Requirements:
Spot every line with the word "Schraube" and return it.
== Records for this exercise ==
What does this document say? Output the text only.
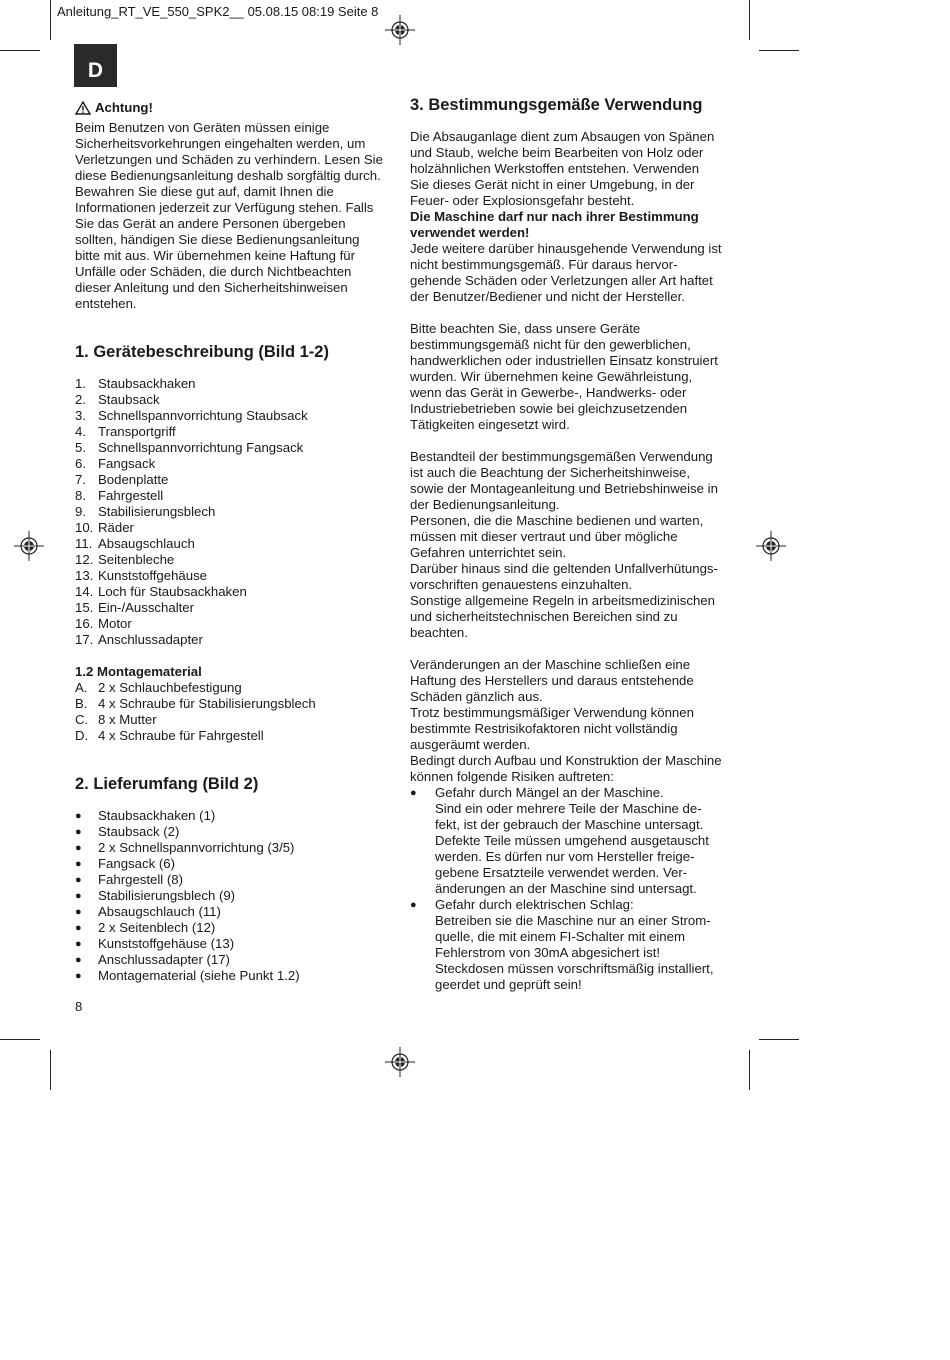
Anleitung_RT_VE_550_SPK2__ 05.08.15 08:19 Seite 8
D
Achtung!
Beim Benutzen von Geräten müssen einige
Sicherheitsvorkehrungen eingehalten werden, um
Verletzungen und Schäden zu verhindern. Lesen Sie
diese Bedienungsanleitung deshalb sorgfältig durch.
Bewahren Sie diese gut auf, damit Ihnen die
Informationen jederzeit zur Verfügung stehen. Falls
Sie das Gerät an andere Personen übergeben
sollten, händigen Sie diese Bedienungsanleitung
bitte mit aus. Wir übernehmen keine Haftung für
Unfälle oder Schäden, die durch Nichtbeachten
dieser Anleitung und den Sicherheitshinweisen
entstehen.
1. Gerätebeschreibung (Bild 1-2)
1. Staubsackhaken
2. Staubsack
3. Schnellspannvorrichtung Staubsack
4. Transportgriff
5. Schnellspannvorrichtung Fangsack
6. Fangsack
7. Bodenplatte
8. Fahrgestell
9. Stabilisierungsblech
10. Räder
11. Absaugschlauch
12. Seitenbleche
13. Kunststoffgehäuse
14. Loch für Staubsackhaken
15. Ein-/Ausschalter
16. Motor
17. Anschlussadapter
1.2 Montagematerial
A. 2 x Schlauchbefestigung
B. 4 x Schraube für Stabilisierungsblech
C. 8 x Mutter
D. 4 x Schraube für Fahrgestell
2. Lieferumfang (Bild 2)
●	Staubsackhaken (1)
●	Staubsack (2)
●	2 x Schnellspannvorrichtung (3/5)
●	Fangsack (6)
●	Fahrgestell (8)
●	Stabilisierungsblech (9)
●	Absaugschlauch (11)
●	2 x Seitenblech (12)
●	Kunststoffgehäuse (13)
●	Anschlussadapter (17)
●	Montagematerial (siehe Punkt 1.2)
8
3. Bestimmungsgemäße Verwendung
Die Absauganlage dient zum Absaugen von Spänen
und Staub, welche beim Bearbeiten von Holz oder
holzähnlichen Werkstoffen entstehen. Verwenden
Sie dieses Gerät nicht in einer Umgebung, in der
Feuer- oder Explosionsgefahr besteht.
Die Maschine darf nur nach ihrer Bestimmung
verwendet werden!
Jede weitere darüber hinausgehende Verwendung ist
nicht bestimmungsgemäß. Für daraus hervor-
gehende Schäden oder Verletzungen aller Art haftet
der Benutzer/Bediener und nicht der Hersteller.
Bitte beachten Sie, dass unsere Geräte
bestimmungsgemäß nicht für den gewerblichen,
handwerklichen oder industriellen Einsatz konstruiert
wurden. Wir übernehmen keine Gewährleistung,
wenn das Gerät in Gewerbe-, Handwerks- oder
Industriebetrieben sowie bei gleichzusetzenden
Tätigkeiten eingesetzt wird.
Bestandteil der bestimmungsgemäßen Verwendung
ist auch die Beachtung der Sicherheitshinweise,
sowie der Montageanleitung und Betriebshinweise in
der Bedienungsanleitung.
Personen, die die Maschine bedienen und warten,
müssen mit dieser vertraut und über mögliche
Gefahren unterrichtet sein.
Darüber hinaus sind die geltenden Unfallverhütungs-
vorschriften genauestens einzuhalten.
Sonstige allgemeine Regeln in arbeitsmedizinischen
und sicherheitstechnischen Bereichen sind zu
beachten.
Veränderungen an der Maschine schließen eine
Haftung des Herstellers und daraus entstehende
Schäden gänzlich aus.
Trotz bestimmungsmäßiger Verwendung können
bestimmte Restrisikofaktoren nicht vollständig
ausgeräumt werden.
Bedingt durch Aufbau und Konstruktion der Maschine
können folgende Risiken auftreten:
●	Gefahr durch Mängel an der Maschine.
Sind ein oder mehrere Teile der Maschine de-
fekt, ist der gebrauch der Maschine untersagt.
Defekte Teile müssen umgehend ausgetauscht
werden. Es dürfen nur vom Hersteller freige-
gebene Ersatzteile verwendet werden. Ver-
änderungen an der Maschine sind untersagt.
●	Gefahr durch elektrischen Schlag:
Betreiben sie die Maschine nur an einer Strom-
quelle, die mit einem FI-Schalter mit einem
Fehlerstrom von 30mA abgesichert ist!
Steckdosen müssen vorschriftsmäßig installiert,
geerdet und geprüft sein!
===
Solution to the problem:
B. 4 x Schraube für Stabilisierungsblech
D. 4 x Schraube für Fahrgestell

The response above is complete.